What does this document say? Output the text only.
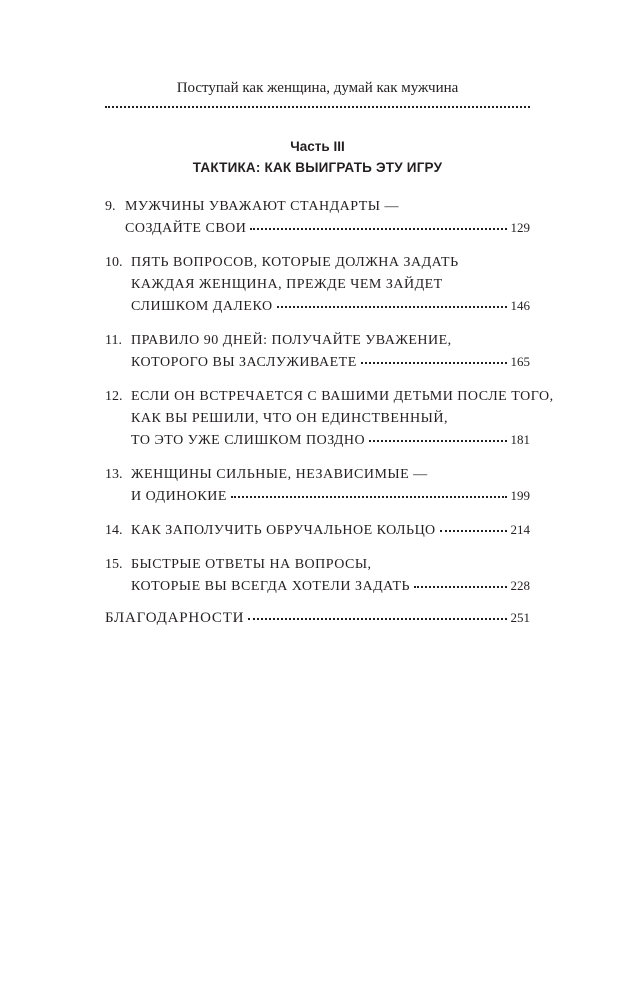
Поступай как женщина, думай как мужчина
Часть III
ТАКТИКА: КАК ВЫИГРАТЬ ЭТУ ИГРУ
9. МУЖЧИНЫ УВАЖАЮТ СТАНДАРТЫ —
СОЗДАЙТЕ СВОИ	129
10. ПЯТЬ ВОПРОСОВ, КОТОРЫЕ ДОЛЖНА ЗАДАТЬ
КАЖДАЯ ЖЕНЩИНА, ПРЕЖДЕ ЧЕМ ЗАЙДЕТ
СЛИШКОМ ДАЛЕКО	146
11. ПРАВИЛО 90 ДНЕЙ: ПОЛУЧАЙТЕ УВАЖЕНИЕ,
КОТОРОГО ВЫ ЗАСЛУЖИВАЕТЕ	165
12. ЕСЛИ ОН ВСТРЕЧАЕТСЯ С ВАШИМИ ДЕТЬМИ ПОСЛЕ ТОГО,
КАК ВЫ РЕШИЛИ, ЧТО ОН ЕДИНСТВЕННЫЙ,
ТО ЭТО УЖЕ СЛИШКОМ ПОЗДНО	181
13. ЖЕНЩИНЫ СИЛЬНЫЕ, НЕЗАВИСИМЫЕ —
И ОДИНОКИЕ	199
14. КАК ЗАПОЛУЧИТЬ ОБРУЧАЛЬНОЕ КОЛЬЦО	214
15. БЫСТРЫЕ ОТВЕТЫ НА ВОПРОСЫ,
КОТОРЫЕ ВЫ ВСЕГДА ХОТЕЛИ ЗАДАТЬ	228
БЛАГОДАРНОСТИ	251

--------

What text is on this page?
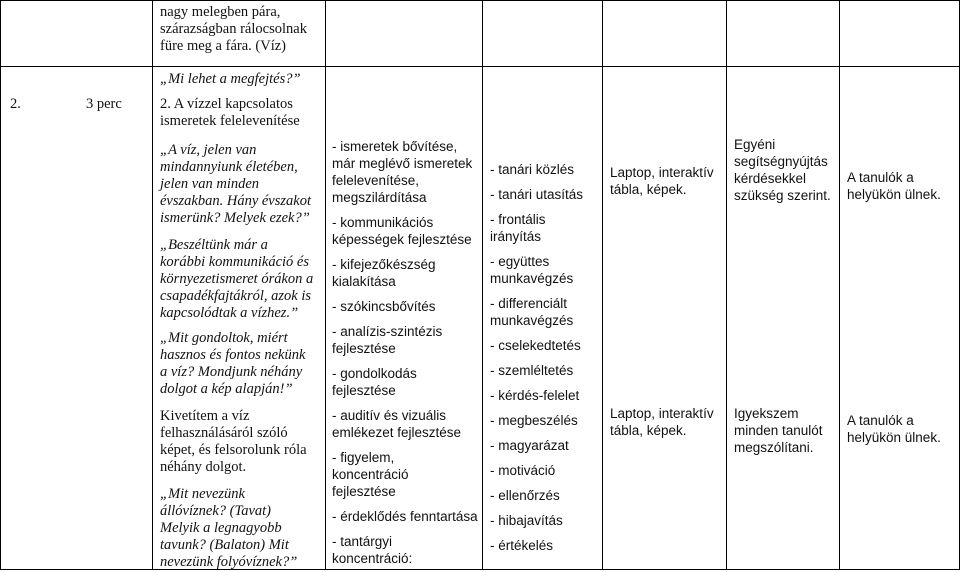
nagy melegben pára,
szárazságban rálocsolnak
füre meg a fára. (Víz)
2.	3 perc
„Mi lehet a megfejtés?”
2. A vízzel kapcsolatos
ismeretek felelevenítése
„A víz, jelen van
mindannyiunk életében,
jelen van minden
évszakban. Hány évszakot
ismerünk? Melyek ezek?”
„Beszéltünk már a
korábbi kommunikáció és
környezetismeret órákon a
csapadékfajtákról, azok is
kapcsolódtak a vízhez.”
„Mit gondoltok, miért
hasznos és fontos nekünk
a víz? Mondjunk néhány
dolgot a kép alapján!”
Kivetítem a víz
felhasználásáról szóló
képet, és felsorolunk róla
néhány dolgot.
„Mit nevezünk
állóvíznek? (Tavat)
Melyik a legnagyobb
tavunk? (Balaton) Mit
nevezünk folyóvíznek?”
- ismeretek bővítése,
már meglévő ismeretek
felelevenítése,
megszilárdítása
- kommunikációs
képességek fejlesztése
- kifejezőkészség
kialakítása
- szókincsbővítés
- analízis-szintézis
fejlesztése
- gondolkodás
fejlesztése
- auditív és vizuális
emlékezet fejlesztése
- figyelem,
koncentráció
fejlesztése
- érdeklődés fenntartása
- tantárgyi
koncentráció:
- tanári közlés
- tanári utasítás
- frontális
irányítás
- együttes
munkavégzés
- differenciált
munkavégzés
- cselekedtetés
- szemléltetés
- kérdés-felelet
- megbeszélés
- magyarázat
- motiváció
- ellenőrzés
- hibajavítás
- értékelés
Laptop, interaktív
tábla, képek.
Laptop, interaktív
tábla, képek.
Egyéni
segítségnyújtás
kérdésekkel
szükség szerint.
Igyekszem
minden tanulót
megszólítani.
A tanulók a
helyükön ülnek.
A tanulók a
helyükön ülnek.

--------

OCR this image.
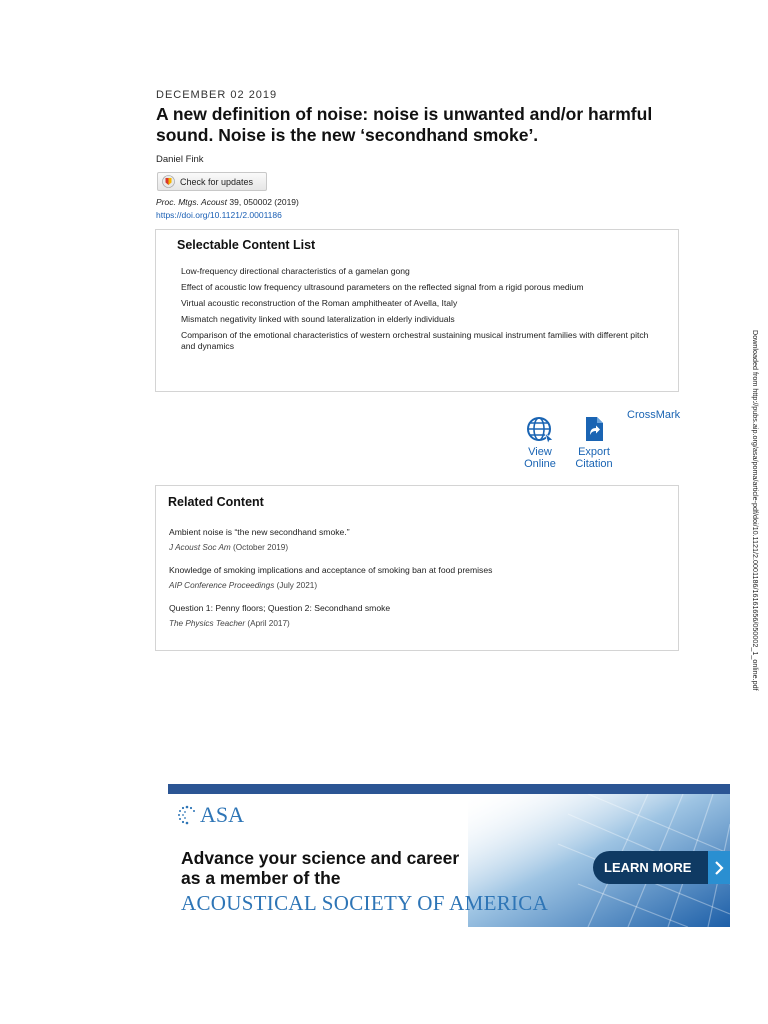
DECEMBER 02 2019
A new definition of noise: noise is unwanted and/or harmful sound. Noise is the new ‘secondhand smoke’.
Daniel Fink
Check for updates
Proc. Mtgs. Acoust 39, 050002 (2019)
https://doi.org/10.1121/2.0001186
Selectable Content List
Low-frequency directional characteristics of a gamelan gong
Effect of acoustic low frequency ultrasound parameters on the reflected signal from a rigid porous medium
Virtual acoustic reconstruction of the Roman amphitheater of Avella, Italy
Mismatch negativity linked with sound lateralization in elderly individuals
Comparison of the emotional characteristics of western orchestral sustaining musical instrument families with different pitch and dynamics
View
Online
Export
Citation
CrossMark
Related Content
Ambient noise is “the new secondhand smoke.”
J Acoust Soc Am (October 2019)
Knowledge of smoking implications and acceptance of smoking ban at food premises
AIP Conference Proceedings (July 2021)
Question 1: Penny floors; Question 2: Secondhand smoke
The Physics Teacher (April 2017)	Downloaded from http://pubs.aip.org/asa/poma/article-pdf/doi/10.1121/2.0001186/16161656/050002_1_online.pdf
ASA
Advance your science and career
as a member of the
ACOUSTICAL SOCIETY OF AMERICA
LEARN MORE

--------

* Stated task *
Among the entries above, how many lines hold the word "from"? Reply with only that number.

* Written response *
2